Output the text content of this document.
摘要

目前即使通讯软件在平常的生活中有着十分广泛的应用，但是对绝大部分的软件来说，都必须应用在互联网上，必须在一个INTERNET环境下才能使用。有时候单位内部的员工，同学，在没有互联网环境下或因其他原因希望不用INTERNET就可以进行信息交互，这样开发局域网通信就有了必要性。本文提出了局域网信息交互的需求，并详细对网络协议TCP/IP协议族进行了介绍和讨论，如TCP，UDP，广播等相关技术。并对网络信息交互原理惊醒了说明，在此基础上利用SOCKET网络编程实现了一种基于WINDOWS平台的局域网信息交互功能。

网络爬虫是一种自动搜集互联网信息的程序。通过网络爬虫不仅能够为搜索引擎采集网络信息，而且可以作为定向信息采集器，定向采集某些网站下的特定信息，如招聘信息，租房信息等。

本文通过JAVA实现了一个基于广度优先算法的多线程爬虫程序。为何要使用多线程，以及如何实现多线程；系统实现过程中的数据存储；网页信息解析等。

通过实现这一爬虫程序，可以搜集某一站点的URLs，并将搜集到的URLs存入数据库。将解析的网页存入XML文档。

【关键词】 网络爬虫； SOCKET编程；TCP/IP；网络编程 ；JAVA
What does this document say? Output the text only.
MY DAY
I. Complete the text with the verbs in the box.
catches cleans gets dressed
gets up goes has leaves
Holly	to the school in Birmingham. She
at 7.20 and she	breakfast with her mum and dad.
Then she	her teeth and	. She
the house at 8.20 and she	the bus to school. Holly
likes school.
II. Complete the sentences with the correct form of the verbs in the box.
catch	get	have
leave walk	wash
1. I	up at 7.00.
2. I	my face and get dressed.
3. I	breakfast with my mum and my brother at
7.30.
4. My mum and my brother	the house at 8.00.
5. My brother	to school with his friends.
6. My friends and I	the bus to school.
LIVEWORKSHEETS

══════════

> _What is required_: Return all of the entries word for word.

> _Answer to this problem_:
Output the text content of this document.
摘要

目前即使通讯软件在平常的生活中有着十分广泛的应用，但是对绝大部分的软件来说，都必须应用在互联网上，必须在一个INTERNET环境下才能使用。有时候单位内部的员工，同学，在没有互联网环境下或因其他原因希望不用INTERNET就可以进行信息交互，这样开发局域网通信就有了必要性。本文提出了局域网信息交互的需求，并详细对网络协议TCP/IP协议族进行了介绍和讨论，如TCP，UDP，广播等相关技术。并对网络信息交互原理惊醒了说明，在此基础上利用SOCKET网络编程实现了一种基于WINDOWS平台的局域网信息交互功能。

网络爬虫是一种自动搜集互联网信息的程序。通过网络爬虫不仅能够为搜索引擎采集网络信息，而且可以作为定向信息采集器，定向采集某些网站下的特定信息，如招聘信息，租房信息等。

本文通过JAVA实现了一个基于广度优先算法的多线程爬虫程序。为何要使用多线程，以及如何实现多线程；系统实现过程中的数据存储；网页信息解析等。

通过实现这一爬虫程序，可以搜集某一站点的URLs，并将搜集到的URLs存入数据库。将解析的网页存入XML文档。

【关键词】 网络爬虫； SOCKET编程；TCP/IP；网络编程 ；JAVA
What does this document say? Output the text only.
MY DAY
I. Complete the text with the verbs in the box.
catches cleans gets dressed
gets up goes has leaves
Holly	to the school in Birmingham. She
at 7.20 and she	breakfast with her mum and dad.
Then she	her teeth and	. She
the house at 8.20 and she	the bus to school. Holly
likes school.
II. Complete the sentences with the correct form of the verbs in the box.
catch	get	have
leave walk	wash
1. I	up at 7.00.
2. I	my face and get dressed.
3. I	breakfast with my mum and my brother at
7.30.
4. My mum and my brother	the house at 8.00.
5. My brother	to school with his friends.
6. My friends and I	the bus to school.
LIVEWORKSHEETS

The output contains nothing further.